### Exercise aim
Decide whether each statement agrees with the blog entries below, answering yes or no and quoting the words that decide it: (a) The firmware for the Gobi hardware can be obtained only from a Windows driver. (b) The Gobi hardware keeps its firmware after the machine is suspended. (c) atime records when a file's contents were last changed.

### Text passage
-- BEGIN --

Older blog entries for mjg59 (starting at number 200)

2 Apr 2009 »

The curious tale of the driver that did nothing

Several vendors are now shipping Qualcomm's Gobi chipset, a cunning dual CDMA-GSM wireless broadband device. There's a driver for it in the Linux kernel called qcserial which claims to support it.

Do not be fooled. This driver is a vile lie.

The hardware comes up in a dumb state and requires firmware to be loaded before it'll do anything. The only way to obtain this firmware is from a Windows driver. The only way to load this firmware is under Windows. This isn't helpful, especially given that it drops the firmware whenever you use rfkill or suspend or power down the machine. In fact, the only way you can use this driver is to boot Windows, let it load the firmware, reboot into Linux, get online and then never turn off or suspend your computer or the radio.

So, don't be like me - swearing viciously and trying to generate useful USB packet dumps in an attempt to get the hardware working. Known bad parts are the HP un2400 and the Dell wireless 5600 - sony also have a Gobi part that's used in the P-series machines, and Acer have one as well. I'll update this if I ever get anywhere with a firmware uploader, but until then remember that the presence of a driver in the kernel doesn't mean that you can actually do anything with the hardware. Fyalcomm.

Syndicated 2009-04-02 18:43:23 from Matthew Garrett

27 Mar 2009 »

Reducing disk use

UNIX filesystems generally store three pieces of timing information about files - ctime (when the file was changed in any way), mtime (when the file contents, as opposed to its metadata, was last changed) and atime (when the file was last accessed by any process). This is a usefully flexible system, but the semantics of atime can be troublesome. atime must be updated every time a file is read, causing a read operation to instead become a read/write operation. This results in a surprising amount of io being generated in normal filesystem use, slowing the more relevant io and causing disks to spin up due to atime updates being required even if the file was read out of cache. It also results in a lot of unnecessary activity on flash media which may reduce their lifetime.

-- END --

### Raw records
-- BEGIN --

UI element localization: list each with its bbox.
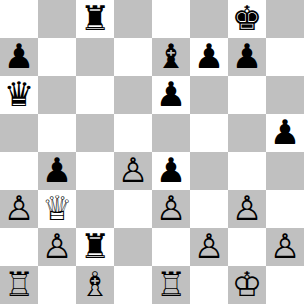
square-h4[interactable] bbox=[266, 152, 304, 190]
square-d6[interactable] bbox=[114, 76, 152, 114]
chess-board: ♜♚♟♝♟♟♛♟♟♟♙♟♙♕♙♙♙♜♙♙♖♗♖♔ bbox=[0, 0, 304, 304]
piece-black-rook: ♜ bbox=[80, 228, 110, 265]
square-e7[interactable]: ♝ bbox=[152, 38, 190, 76]
piece-white-pawn: ♙ bbox=[270, 228, 300, 265]
piece-white-pawn: ♙ bbox=[194, 228, 224, 265]
square-f7[interactable]: ♟ bbox=[190, 38, 228, 76]
square-a7[interactable]: ♟ bbox=[0, 38, 38, 76]
square-h5[interactable]: ♟ bbox=[266, 114, 304, 152]
square-f3[interactable] bbox=[190, 190, 228, 228]
piece-black-pawn: ♟ bbox=[4, 38, 34, 75]
square-f6[interactable] bbox=[190, 76, 228, 114]
square-g1[interactable]: ♔ bbox=[228, 266, 266, 304]
square-a1[interactable]: ♖ bbox=[0, 266, 38, 304]
piece-black-rook: ♜ bbox=[80, 0, 110, 37]
square-c7[interactable] bbox=[76, 38, 114, 76]
piece-white-queen: ♕ bbox=[42, 190, 72, 227]
piece-black-pawn: ♟ bbox=[194, 38, 224, 75]
piece-black-bishop: ♝ bbox=[156, 38, 186, 75]
square-g8[interactable]: ♚ bbox=[228, 0, 266, 38]
piece-black-pawn: ♟ bbox=[270, 114, 300, 151]
square-c5[interactable] bbox=[76, 114, 114, 152]
square-g3[interactable]: ♙ bbox=[228, 190, 266, 228]
square-h3[interactable] bbox=[266, 190, 304, 228]
square-d3[interactable] bbox=[114, 190, 152, 228]
square-e4[interactable]: ♟ bbox=[152, 152, 190, 190]
piece-white-king: ♔ bbox=[232, 266, 262, 303]
piece-black-queen: ♛ bbox=[4, 76, 34, 113]
square-b8[interactable] bbox=[38, 0, 76, 38]
piece-white-pawn: ♙ bbox=[42, 228, 72, 265]
square-a6[interactable]: ♛ bbox=[0, 76, 38, 114]
piece-white-bishop: ♗ bbox=[80, 266, 110, 303]
square-c8[interactable]: ♜ bbox=[76, 0, 114, 38]
square-d4[interactable]: ♙ bbox=[114, 152, 152, 190]
square-g4[interactable] bbox=[228, 152, 266, 190]
square-d7[interactable] bbox=[114, 38, 152, 76]
square-e6[interactable]: ♟ bbox=[152, 76, 190, 114]
square-b6[interactable] bbox=[38, 76, 76, 114]
square-d8[interactable] bbox=[114, 0, 152, 38]
square-e2[interactable] bbox=[152, 228, 190, 266]
square-a4[interactable] bbox=[0, 152, 38, 190]
square-d5[interactable] bbox=[114, 114, 152, 152]
square-h8[interactable] bbox=[266, 0, 304, 38]
square-f4[interactable] bbox=[190, 152, 228, 190]
piece-black-pawn: ♟ bbox=[156, 152, 186, 189]
square-b7[interactable] bbox=[38, 38, 76, 76]
square-g6[interactable] bbox=[228, 76, 266, 114]
square-b2[interactable]: ♙ bbox=[38, 228, 76, 266]
square-e3[interactable]: ♙ bbox=[152, 190, 190, 228]
square-f1[interactable] bbox=[190, 266, 228, 304]
piece-black-pawn: ♟ bbox=[232, 38, 262, 75]
square-f8[interactable] bbox=[190, 0, 228, 38]
square-c1[interactable]: ♗ bbox=[76, 266, 114, 304]
square-c2[interactable]: ♜ bbox=[76, 228, 114, 266]
square-g5[interactable] bbox=[228, 114, 266, 152]
piece-white-pawn: ♙ bbox=[4, 190, 34, 227]
piece-black-pawn: ♟ bbox=[42, 152, 72, 189]
piece-black-king: ♚ bbox=[232, 0, 262, 37]
square-h6[interactable] bbox=[266, 76, 304, 114]
square-e1[interactable]: ♖ bbox=[152, 266, 190, 304]
square-g2[interactable] bbox=[228, 228, 266, 266]
piece-white-pawn: ♙ bbox=[156, 190, 186, 227]
square-f5[interactable] bbox=[190, 114, 228, 152]
piece-white-pawn: ♙ bbox=[232, 190, 262, 227]
square-c4[interactable] bbox=[76, 152, 114, 190]
square-a2[interactable] bbox=[0, 228, 38, 266]
square-c6[interactable] bbox=[76, 76, 114, 114]
piece-black-pawn: ♟ bbox=[156, 76, 186, 113]
square-b3[interactable]: ♕ bbox=[38, 190, 76, 228]
square-g7[interactable]: ♟ bbox=[228, 38, 266, 76]
piece-white-rook: ♖ bbox=[4, 266, 34, 303]
square-d1[interactable] bbox=[114, 266, 152, 304]
square-h2[interactable]: ♙ bbox=[266, 228, 304, 266]
square-a3[interactable]: ♙ bbox=[0, 190, 38, 228]
square-d2[interactable] bbox=[114, 228, 152, 266]
square-b5[interactable] bbox=[38, 114, 76, 152]
square-c3[interactable] bbox=[76, 190, 114, 228]
square-a5[interactable] bbox=[0, 114, 38, 152]
square-b4[interactable]: ♟ bbox=[38, 152, 76, 190]
square-a8[interactable] bbox=[0, 0, 38, 38]
square-f2[interactable]: ♙ bbox=[190, 228, 228, 266]
square-e5[interactable] bbox=[152, 114, 190, 152]
square-e8[interactable] bbox=[152, 0, 190, 38]
square-h7[interactable] bbox=[266, 38, 304, 76]
piece-white-rook: ♖ bbox=[156, 266, 186, 303]
piece-white-pawn: ♙ bbox=[118, 152, 148, 189]
square-h1[interactable] bbox=[266, 266, 304, 304]
square-b1[interactable] bbox=[38, 266, 76, 304]
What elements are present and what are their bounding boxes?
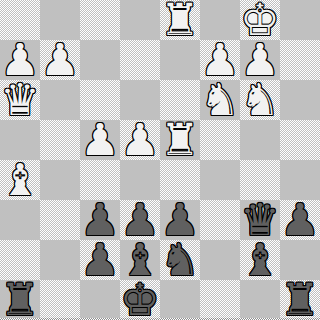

-- END --

### Solution to this task
(a) Yes: "The only way to obtain this firmware is from a Windows driver."
(b) No: "it drops the firmware whenever you use rfkill or suspend or power down the machine."
(c) No: "mtime (when the file contents, as opposed to its metadata, was last changed)" and "atime (when the file was last accessed by any process)."